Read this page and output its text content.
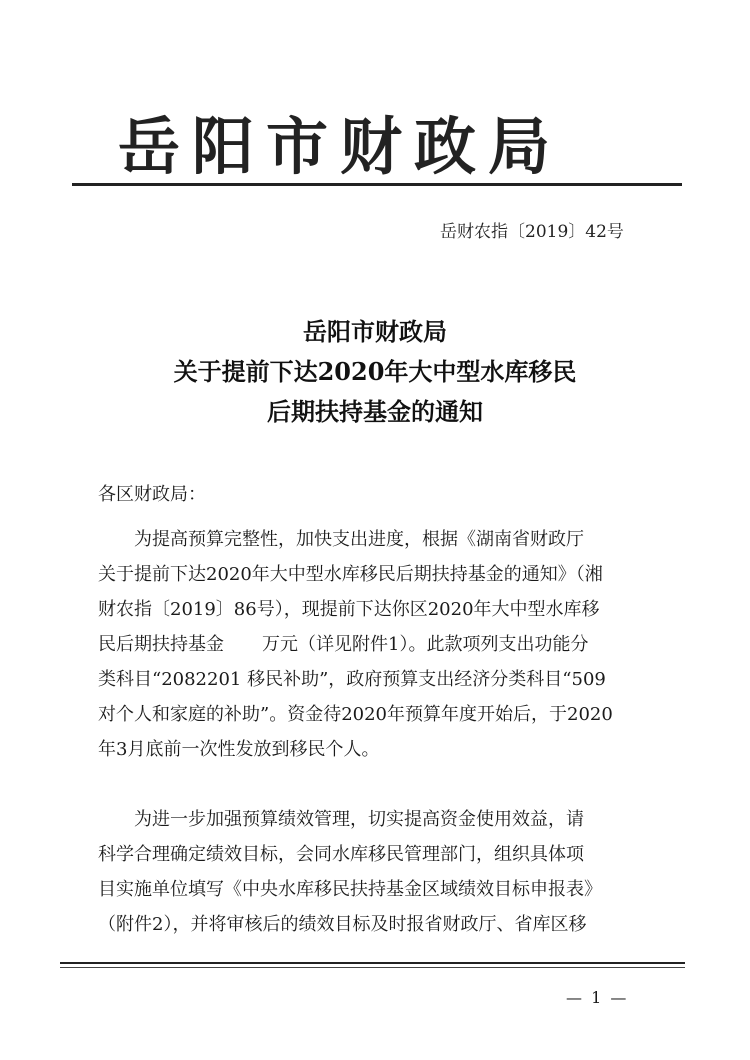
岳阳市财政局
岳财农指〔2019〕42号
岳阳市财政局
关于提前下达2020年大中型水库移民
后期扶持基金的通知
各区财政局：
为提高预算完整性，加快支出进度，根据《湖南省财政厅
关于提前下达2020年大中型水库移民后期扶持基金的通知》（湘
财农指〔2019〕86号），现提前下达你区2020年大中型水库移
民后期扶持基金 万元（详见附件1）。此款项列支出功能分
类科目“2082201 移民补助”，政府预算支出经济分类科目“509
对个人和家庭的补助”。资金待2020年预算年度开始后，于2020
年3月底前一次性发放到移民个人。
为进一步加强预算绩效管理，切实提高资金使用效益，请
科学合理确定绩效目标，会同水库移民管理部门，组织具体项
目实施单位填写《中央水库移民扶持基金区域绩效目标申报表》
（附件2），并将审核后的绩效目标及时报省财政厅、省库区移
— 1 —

******

● Task directions:
Extract the full listing exactly, with the pictures left out.

● Task solution:
Read this page and output its text content.
岳阳市财政局
岳财农指〔2019〕42号
岳阳市财政局
关于提前下达2020年大中型水库移民
后期扶持基金的通知
各区财政局：
为提高预算完整性，加快支出进度，根据《湖南省财政厅
关于提前下达2020年大中型水库移民后期扶持基金的通知》（湘
财农指〔2019〕86号），现提前下达你区2020年大中型水库移
民后期扶持基金 万元（详见附件1）。此款项列支出功能分
类科目“2082201 移民补助”，政府预算支出经济分类科目“509
对个人和家庭的补助”。资金待2020年预算年度开始后，于2020
年3月底前一次性发放到移民个人。
为进一步加强预算绩效管理，切实提高资金使用效益，请
科学合理确定绩效目标，会同水库移民管理部门，组织具体项
目实施单位填写《中央水库移民扶持基金区域绩效目标申报表》
（附件2），并将审核后的绩效目标及时报省财政厅、省库区移
— 1 —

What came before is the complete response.